→ **Tasks to perform**:
(a) Return the passage of the model training notebook from "logger.setLevel(logging.DEBUG)" to "s3 = session.resource('s3')", copied word for word.
(b) According to the model training notebook, what does the machine learning model predict?

→ **Text provided**:
■ ■ ■ ■
# Module 3: Model Training
**This notebook uses the feature set extracted by `module-2` to create a XGBoost based machine learning model for binary classification**

**Note:** Please set kernel to `Python 3 (Data Science)` and select instance to `ml.t3.medium`

---

## Contents

1. [Background](#Background)
1. [Setup](#Setup)
1. [Load transformed feature set](#Load-transformed-feature-set)
1. [Split data](#Split-data)
1. [Train a model using SageMaker built-in XgBoost algorithm](#Train-a-model-using-SageMaker-built-in-XgBoost-algorithm)
1. [Real time inference using the deployed endpoint](#Real-time-inference-using-the-deployed-endpoint)

# Background

In this notebook, we demonstrate how to use the feature set derived in `Module-2` and create a machine learning model for predicting whether a customer will reorder a product or not based on historical records. Given the problem type is supervised binary classification, we will use a SageMaker built-in algorithm XGBoost to design this classifier. Once the model is trained, we will also deploy the trained model as a SageMaker endpoint for real-time inference.

# Setup

In [None]:
from sagemaker.serializers import CSVSerializer
from sagemaker.inputs import TrainingInput
from sagemaker.predictor import Predictor
from sagemaker import get_execution_role
import pandas as pd
import numpy as np
import sagemaker
import logging
import boto3
import json
import os
import sys
sys.path.append('..')
from utilities import Utils

In [None]:
logger = logging.getLogger('__name__')
logger.setLevel(logging.DEBUG)
logger.addHandler(logging.StreamHandler())

#### Essentials

In [None]:
sagemaker_execution_role = get_execution_role()
logger.info(f'Role = {sagemaker_execution_role}')
session = boto3.Session()
sagemaker_session = sagemaker.Session()
default_bucket = sagemaker_session.default_bucket()
prefix = 'sagemaker-featurestore-workshop'
s3 = session.resource('s3')

# Load transformed feature set

In [None]:
df = pd.read_csv('../data/train/transformed.csv')
■ ■ ■ ■
→ **Provided information**:

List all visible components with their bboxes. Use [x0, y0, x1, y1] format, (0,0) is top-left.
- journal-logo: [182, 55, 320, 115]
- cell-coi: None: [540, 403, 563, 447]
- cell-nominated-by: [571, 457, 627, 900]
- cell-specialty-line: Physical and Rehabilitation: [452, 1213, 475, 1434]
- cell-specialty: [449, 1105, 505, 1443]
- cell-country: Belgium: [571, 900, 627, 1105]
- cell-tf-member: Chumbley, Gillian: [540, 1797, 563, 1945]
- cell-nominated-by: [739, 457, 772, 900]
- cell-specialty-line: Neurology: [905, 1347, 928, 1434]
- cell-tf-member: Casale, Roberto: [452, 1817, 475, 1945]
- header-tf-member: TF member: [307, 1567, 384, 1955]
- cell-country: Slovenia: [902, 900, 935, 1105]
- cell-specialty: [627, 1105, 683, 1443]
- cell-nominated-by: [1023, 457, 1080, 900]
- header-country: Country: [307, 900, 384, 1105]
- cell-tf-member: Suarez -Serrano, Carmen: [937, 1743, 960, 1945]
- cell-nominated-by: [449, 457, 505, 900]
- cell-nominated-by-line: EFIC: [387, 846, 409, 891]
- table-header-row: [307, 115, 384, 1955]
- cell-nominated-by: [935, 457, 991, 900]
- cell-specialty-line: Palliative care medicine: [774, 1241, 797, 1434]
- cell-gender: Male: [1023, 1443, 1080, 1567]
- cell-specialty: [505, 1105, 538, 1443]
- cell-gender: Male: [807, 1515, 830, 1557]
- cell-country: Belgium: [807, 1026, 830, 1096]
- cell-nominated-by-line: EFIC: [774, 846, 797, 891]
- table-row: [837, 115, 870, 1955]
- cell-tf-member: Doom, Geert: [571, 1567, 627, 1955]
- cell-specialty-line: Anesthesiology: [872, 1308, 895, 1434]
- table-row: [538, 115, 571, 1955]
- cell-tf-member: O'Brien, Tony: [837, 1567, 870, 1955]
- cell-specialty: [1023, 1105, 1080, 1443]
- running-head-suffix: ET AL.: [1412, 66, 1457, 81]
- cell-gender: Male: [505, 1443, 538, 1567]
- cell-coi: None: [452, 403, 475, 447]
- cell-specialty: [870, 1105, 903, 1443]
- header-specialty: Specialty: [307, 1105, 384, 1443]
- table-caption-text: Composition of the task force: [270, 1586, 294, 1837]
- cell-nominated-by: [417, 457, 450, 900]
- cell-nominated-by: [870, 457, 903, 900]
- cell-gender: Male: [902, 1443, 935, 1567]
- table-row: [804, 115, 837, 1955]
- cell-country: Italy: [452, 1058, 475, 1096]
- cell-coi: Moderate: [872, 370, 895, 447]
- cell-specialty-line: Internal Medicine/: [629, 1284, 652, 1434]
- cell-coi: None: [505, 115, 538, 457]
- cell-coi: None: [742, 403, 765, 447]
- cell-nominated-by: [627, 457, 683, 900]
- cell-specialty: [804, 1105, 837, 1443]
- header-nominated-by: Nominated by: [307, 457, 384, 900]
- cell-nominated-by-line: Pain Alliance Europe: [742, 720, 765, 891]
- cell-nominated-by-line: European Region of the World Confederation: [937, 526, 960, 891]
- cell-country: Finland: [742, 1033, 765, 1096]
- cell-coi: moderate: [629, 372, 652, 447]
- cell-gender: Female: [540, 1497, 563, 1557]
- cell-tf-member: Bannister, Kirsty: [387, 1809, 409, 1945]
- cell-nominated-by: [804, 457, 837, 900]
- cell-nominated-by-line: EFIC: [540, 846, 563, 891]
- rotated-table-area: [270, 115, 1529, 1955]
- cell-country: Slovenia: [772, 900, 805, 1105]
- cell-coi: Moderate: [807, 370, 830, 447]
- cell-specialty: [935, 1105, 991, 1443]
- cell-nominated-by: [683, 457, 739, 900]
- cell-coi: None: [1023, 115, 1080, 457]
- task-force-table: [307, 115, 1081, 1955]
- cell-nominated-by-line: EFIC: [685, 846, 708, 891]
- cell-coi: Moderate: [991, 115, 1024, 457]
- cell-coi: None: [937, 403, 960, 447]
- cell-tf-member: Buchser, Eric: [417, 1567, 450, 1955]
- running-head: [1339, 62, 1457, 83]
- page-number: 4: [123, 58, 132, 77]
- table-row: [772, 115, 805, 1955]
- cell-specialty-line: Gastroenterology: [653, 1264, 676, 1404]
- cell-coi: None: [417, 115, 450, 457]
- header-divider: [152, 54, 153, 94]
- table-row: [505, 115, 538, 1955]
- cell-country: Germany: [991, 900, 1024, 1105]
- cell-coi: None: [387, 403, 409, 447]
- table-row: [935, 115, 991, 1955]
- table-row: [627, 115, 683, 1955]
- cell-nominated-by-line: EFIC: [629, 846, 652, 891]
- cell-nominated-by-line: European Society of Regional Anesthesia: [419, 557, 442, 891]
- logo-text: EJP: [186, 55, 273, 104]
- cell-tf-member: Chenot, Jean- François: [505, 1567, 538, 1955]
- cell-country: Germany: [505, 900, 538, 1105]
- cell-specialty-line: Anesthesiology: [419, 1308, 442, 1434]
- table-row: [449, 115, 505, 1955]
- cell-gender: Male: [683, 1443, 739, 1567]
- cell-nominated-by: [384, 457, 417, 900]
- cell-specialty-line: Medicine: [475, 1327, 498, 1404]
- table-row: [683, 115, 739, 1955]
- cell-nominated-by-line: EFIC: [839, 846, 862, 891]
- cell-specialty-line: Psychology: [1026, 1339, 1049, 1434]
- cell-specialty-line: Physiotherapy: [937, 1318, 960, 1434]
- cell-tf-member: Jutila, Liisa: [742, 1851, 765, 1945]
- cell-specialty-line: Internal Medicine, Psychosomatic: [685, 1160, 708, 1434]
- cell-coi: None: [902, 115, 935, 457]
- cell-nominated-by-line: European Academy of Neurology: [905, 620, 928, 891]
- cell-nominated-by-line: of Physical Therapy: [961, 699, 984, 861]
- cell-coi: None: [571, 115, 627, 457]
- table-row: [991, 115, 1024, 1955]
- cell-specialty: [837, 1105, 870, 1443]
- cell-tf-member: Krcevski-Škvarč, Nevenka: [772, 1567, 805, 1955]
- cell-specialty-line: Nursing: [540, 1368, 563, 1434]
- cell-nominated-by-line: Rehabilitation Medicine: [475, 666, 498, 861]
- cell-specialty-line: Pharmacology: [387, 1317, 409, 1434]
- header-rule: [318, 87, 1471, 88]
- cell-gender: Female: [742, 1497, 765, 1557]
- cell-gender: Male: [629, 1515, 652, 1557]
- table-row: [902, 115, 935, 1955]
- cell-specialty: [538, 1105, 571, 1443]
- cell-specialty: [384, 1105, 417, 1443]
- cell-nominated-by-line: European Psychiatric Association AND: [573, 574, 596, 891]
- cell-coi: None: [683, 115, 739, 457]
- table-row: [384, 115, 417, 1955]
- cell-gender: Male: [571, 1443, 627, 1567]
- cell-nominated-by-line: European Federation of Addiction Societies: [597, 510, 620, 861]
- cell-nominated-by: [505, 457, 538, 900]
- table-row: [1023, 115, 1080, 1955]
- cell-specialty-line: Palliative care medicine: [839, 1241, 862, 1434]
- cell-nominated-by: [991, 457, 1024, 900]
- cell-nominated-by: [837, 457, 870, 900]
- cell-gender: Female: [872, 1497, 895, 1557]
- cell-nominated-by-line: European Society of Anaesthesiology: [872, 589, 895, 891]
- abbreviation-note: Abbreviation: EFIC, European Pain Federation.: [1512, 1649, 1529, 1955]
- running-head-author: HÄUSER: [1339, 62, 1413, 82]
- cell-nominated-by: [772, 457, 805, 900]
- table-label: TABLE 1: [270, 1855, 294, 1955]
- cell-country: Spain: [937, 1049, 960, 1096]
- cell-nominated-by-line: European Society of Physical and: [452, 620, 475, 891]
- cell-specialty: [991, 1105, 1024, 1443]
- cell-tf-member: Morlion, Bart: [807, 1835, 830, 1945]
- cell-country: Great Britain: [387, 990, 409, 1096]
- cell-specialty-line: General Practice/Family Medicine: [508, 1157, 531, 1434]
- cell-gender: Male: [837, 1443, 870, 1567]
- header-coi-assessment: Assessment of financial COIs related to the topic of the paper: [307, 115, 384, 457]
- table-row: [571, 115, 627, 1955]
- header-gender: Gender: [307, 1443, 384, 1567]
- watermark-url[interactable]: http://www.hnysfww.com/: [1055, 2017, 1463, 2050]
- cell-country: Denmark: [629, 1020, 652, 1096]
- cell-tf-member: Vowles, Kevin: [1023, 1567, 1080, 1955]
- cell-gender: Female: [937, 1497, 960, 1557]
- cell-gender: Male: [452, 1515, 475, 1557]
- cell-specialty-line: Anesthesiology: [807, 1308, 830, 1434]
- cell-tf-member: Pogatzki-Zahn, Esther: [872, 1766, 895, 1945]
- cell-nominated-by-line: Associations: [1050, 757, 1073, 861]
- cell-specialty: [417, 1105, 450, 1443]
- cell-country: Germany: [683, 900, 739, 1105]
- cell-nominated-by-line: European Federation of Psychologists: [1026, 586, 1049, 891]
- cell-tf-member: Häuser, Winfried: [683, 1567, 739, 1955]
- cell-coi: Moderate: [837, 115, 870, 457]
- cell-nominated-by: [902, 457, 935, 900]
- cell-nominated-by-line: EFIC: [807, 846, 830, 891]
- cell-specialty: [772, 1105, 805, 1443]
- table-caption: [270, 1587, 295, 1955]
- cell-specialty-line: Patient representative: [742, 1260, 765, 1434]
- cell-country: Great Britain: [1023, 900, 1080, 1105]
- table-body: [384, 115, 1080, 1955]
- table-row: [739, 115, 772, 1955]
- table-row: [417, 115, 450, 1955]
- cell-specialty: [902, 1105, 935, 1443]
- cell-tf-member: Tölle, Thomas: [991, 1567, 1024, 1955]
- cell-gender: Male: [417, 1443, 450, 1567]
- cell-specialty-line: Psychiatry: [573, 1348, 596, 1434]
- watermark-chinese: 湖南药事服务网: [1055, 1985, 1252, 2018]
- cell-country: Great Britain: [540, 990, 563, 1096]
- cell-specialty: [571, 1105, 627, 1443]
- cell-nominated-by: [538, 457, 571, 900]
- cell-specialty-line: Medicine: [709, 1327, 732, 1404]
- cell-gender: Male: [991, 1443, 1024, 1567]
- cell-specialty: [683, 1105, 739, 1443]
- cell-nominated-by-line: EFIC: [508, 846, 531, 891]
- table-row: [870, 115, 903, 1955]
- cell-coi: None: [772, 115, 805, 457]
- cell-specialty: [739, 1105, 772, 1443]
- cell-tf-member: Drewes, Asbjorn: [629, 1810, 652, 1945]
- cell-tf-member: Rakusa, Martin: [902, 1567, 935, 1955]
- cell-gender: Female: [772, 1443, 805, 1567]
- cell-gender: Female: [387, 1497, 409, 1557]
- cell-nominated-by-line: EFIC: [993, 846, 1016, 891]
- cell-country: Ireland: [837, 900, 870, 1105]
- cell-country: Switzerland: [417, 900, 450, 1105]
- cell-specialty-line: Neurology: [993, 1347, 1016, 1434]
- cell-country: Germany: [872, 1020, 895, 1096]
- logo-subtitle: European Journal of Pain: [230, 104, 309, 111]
■ ■ ■ ■
→ **Written answers**:
(a)
logger.setLevel(logging.DEBUG)
logger.addHandler(logging.StreamHandler())

#### Essentials

In [None]:
sagemaker_execution_role = get_execution_role()
logger.info(f'Role = {sagemaker_execution_role}')
session = boto3.Session()
sagemaker_session = sagemaker.Session()
default_bucket = sagemaker_session.default_bucket()
prefix = 'sagemaker-featurestore-workshop'
s3 = session.resource('s3')

(b) It predicts whether a customer will reorder a product or not, based on historical records.